Aim: Below are the records; locate each line with the word "accordo" and copy it.

Data shown:
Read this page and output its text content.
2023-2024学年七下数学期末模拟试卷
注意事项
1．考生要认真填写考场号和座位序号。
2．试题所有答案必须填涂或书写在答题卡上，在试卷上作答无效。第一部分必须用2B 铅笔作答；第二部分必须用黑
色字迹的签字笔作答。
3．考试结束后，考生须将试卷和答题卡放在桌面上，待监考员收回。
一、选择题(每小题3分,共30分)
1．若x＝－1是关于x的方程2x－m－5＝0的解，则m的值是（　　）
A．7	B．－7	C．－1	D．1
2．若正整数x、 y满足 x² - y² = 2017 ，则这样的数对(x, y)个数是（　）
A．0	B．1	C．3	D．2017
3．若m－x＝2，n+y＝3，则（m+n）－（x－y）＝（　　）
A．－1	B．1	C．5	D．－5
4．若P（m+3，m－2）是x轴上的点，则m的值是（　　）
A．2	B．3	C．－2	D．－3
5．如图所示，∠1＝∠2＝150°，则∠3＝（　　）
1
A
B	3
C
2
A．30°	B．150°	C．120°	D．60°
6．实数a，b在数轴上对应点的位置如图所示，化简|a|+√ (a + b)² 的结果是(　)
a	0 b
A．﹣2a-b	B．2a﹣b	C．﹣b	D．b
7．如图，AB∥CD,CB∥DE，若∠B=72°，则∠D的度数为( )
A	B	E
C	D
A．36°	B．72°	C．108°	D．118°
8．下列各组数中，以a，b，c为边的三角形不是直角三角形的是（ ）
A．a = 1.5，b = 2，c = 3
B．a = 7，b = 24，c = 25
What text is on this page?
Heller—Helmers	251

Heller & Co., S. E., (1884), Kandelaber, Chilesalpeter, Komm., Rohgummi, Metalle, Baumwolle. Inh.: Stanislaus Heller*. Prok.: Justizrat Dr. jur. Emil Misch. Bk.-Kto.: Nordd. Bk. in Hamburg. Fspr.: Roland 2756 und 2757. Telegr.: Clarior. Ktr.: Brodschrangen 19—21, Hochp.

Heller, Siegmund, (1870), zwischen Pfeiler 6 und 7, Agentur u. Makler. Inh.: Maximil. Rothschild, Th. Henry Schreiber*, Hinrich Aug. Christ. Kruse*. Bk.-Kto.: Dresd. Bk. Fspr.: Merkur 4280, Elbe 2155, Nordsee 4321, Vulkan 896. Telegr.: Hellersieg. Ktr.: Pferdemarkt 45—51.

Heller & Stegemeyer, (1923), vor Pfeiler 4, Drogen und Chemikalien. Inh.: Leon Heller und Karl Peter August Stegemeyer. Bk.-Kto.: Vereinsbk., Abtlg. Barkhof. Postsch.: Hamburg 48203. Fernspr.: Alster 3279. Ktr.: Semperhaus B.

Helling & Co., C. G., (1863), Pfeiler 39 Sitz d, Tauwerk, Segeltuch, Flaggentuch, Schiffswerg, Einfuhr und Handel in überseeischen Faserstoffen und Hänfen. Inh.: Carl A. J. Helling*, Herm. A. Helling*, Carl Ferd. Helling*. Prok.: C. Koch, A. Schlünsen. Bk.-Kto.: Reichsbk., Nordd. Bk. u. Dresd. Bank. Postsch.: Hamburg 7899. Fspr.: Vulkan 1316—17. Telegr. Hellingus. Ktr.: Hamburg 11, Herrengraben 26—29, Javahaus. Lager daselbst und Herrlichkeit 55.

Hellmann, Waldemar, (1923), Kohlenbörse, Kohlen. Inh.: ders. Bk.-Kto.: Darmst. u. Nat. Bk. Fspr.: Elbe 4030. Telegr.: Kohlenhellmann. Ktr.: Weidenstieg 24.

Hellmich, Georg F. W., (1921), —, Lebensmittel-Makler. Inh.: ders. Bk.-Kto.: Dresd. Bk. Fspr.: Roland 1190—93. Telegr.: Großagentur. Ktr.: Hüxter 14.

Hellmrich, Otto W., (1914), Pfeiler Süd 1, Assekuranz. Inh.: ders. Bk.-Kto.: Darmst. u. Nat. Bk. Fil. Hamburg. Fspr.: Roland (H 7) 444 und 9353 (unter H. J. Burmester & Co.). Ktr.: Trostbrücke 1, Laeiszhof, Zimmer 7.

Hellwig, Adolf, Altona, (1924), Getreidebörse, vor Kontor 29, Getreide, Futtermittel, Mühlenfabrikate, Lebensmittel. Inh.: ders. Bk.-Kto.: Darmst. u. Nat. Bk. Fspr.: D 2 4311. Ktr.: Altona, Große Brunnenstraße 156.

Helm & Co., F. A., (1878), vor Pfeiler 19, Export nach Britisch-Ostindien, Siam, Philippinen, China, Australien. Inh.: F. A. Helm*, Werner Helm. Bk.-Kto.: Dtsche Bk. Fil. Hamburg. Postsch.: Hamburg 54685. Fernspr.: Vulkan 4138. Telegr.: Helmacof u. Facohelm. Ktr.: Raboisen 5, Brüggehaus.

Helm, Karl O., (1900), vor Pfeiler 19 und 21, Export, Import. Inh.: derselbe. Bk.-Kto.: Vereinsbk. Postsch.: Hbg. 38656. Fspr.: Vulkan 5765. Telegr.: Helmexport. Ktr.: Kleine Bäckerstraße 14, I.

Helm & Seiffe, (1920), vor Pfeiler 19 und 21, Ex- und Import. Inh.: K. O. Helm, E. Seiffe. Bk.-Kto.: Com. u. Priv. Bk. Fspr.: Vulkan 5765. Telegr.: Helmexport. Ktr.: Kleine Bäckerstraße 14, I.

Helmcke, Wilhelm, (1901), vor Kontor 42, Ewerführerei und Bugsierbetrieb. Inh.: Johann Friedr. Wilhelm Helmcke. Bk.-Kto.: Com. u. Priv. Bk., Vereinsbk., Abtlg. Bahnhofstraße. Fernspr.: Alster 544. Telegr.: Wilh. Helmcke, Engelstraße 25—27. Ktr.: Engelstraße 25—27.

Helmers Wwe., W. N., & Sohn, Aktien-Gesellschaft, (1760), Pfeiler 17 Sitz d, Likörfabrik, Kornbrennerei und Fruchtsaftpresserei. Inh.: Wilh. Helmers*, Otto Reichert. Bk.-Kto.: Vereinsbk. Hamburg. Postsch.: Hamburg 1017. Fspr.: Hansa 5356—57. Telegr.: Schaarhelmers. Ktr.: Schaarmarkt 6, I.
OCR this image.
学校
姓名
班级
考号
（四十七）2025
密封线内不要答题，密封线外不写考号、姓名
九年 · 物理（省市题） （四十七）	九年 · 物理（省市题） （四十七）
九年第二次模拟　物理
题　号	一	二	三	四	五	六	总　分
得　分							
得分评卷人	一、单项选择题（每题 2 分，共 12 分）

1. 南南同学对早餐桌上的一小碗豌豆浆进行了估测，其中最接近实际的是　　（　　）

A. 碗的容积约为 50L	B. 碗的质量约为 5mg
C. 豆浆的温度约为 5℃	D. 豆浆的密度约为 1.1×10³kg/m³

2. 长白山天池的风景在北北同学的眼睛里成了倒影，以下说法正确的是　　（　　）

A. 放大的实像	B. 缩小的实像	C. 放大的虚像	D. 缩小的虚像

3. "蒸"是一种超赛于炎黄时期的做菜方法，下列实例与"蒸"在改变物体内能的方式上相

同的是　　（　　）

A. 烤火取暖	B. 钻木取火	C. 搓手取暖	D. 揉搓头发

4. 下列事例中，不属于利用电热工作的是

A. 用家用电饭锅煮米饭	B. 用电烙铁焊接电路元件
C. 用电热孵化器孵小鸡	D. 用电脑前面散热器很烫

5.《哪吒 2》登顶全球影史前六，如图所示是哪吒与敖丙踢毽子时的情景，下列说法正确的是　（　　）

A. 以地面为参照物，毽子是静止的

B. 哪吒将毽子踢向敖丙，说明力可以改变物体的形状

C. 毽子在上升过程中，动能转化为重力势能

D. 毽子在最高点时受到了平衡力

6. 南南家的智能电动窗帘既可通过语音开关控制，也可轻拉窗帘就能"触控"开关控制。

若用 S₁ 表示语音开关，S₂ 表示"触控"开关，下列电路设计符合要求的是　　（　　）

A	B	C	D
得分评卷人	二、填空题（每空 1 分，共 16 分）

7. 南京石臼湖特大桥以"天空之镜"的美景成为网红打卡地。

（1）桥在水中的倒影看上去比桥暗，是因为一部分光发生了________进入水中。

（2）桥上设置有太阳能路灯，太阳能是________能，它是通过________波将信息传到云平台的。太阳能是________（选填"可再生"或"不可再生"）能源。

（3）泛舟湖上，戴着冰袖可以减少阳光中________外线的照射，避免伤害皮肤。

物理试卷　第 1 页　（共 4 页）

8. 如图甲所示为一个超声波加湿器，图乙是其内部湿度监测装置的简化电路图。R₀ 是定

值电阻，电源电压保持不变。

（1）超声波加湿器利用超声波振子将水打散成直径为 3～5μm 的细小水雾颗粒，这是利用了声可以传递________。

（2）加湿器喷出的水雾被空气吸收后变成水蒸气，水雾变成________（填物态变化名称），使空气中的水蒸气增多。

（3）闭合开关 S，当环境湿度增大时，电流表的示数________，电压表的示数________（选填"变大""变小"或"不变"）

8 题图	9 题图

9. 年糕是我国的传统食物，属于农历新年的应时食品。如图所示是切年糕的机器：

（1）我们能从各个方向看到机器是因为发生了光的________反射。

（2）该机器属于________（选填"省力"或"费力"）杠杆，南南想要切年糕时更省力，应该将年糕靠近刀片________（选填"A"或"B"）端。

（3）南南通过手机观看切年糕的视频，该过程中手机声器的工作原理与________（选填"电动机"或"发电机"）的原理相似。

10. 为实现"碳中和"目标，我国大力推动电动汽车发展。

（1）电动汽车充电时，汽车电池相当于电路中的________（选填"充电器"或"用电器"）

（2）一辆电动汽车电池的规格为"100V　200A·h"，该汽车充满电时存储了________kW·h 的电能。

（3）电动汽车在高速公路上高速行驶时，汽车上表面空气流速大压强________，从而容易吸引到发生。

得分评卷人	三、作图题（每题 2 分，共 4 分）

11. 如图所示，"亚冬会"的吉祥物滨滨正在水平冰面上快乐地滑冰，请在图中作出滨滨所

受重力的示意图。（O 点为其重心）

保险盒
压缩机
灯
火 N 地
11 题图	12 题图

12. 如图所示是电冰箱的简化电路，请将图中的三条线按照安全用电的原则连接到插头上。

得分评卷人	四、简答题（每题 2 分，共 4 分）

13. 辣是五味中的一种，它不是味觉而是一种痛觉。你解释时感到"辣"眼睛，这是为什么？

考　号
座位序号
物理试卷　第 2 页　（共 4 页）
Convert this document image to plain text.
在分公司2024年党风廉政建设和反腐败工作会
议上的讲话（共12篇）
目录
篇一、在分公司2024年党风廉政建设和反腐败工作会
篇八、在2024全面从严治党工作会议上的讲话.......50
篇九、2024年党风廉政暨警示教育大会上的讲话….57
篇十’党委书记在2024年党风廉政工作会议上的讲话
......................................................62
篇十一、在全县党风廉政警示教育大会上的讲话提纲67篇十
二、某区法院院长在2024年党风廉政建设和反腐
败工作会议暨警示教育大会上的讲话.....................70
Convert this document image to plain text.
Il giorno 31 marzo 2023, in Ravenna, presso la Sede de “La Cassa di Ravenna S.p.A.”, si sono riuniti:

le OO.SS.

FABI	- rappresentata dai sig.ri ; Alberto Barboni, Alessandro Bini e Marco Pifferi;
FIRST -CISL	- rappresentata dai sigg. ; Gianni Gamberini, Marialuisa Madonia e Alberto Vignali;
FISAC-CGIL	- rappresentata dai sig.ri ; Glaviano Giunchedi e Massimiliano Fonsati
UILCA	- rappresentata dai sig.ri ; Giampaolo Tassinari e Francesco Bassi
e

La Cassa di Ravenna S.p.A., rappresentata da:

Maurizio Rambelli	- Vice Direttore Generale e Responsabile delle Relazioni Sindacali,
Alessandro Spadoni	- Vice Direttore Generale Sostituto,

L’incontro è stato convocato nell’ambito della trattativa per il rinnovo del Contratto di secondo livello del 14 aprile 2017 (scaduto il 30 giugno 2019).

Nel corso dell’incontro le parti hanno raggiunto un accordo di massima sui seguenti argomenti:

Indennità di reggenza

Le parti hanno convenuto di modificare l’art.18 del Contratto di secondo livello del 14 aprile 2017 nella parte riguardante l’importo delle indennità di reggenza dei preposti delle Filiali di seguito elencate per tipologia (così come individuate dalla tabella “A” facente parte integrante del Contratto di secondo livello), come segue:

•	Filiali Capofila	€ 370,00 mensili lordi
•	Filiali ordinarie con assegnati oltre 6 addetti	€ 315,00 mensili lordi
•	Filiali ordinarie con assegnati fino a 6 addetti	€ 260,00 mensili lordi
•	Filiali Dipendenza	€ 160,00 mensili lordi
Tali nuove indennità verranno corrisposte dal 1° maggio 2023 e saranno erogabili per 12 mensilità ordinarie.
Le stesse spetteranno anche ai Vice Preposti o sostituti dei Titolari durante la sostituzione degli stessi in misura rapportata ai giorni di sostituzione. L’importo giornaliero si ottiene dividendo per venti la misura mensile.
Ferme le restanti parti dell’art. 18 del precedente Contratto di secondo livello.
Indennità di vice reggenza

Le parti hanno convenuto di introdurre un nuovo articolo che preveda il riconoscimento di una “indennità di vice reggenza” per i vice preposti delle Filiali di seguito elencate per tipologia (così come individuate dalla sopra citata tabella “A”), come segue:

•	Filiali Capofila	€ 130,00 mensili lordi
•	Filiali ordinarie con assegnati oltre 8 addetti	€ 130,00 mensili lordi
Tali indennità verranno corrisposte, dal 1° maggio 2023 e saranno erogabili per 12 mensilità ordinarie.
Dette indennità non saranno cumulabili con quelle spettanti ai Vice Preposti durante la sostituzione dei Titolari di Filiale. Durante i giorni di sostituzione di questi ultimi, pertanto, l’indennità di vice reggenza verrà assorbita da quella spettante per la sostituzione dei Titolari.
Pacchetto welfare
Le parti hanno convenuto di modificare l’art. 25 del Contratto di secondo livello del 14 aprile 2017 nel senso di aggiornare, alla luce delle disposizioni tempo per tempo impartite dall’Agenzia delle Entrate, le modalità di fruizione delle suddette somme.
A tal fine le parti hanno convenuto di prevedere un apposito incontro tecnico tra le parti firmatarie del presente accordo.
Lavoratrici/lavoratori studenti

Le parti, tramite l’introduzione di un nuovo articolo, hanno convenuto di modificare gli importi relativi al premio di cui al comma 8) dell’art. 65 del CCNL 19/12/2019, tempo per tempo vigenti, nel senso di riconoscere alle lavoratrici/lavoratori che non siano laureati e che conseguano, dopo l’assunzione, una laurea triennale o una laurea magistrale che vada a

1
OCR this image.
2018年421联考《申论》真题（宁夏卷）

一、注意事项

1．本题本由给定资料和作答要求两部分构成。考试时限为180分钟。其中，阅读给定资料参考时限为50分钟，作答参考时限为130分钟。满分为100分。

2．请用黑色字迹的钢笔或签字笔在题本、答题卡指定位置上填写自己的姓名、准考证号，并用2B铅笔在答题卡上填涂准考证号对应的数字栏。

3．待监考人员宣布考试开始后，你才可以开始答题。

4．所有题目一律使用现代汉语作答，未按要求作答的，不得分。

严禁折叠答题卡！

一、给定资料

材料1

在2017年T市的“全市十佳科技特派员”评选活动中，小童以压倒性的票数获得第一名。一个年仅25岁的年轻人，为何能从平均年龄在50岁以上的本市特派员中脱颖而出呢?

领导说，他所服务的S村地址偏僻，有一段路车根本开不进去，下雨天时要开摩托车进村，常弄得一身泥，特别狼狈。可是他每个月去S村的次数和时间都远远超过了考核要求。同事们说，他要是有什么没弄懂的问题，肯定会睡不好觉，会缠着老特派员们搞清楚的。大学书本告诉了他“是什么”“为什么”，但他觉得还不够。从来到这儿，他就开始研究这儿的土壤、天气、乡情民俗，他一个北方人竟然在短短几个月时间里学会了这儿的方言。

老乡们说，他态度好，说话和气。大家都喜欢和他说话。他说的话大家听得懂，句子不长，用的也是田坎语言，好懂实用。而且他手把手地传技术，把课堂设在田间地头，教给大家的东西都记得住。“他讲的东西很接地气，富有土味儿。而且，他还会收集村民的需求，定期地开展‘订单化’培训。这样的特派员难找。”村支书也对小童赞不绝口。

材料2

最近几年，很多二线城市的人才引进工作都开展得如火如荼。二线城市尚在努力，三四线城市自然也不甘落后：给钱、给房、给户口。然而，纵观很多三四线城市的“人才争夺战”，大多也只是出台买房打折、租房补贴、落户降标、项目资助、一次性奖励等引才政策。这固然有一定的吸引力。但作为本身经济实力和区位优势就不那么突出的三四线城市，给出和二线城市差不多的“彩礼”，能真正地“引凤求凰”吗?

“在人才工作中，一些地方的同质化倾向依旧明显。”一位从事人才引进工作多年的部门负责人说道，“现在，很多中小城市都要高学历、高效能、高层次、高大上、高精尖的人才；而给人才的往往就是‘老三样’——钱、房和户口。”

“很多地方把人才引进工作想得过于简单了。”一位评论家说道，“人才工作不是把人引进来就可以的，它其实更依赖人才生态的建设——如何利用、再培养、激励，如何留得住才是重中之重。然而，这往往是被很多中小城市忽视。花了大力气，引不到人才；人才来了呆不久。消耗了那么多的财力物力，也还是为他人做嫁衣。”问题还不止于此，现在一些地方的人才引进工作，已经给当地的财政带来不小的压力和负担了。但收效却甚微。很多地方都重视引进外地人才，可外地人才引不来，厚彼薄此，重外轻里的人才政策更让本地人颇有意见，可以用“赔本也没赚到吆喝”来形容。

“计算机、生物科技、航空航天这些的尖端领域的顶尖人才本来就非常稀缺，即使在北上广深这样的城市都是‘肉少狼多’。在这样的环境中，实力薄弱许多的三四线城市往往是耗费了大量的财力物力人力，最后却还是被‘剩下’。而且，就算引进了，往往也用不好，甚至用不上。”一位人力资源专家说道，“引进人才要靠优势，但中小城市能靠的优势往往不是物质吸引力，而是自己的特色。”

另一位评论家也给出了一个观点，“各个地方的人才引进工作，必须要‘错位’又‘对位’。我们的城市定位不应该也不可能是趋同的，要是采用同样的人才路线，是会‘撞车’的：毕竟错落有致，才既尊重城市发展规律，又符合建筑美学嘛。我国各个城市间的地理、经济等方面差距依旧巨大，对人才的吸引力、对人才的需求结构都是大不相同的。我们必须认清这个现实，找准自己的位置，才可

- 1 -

Exercise result:
Nel corso dell’incontro le parti hanno raggiunto un accordo di massima sui seguenti argomenti:
A tal fine le parti hanno convenuto di prevedere un apposito incontro tecnico tra le parti firmatarie del presente accordo.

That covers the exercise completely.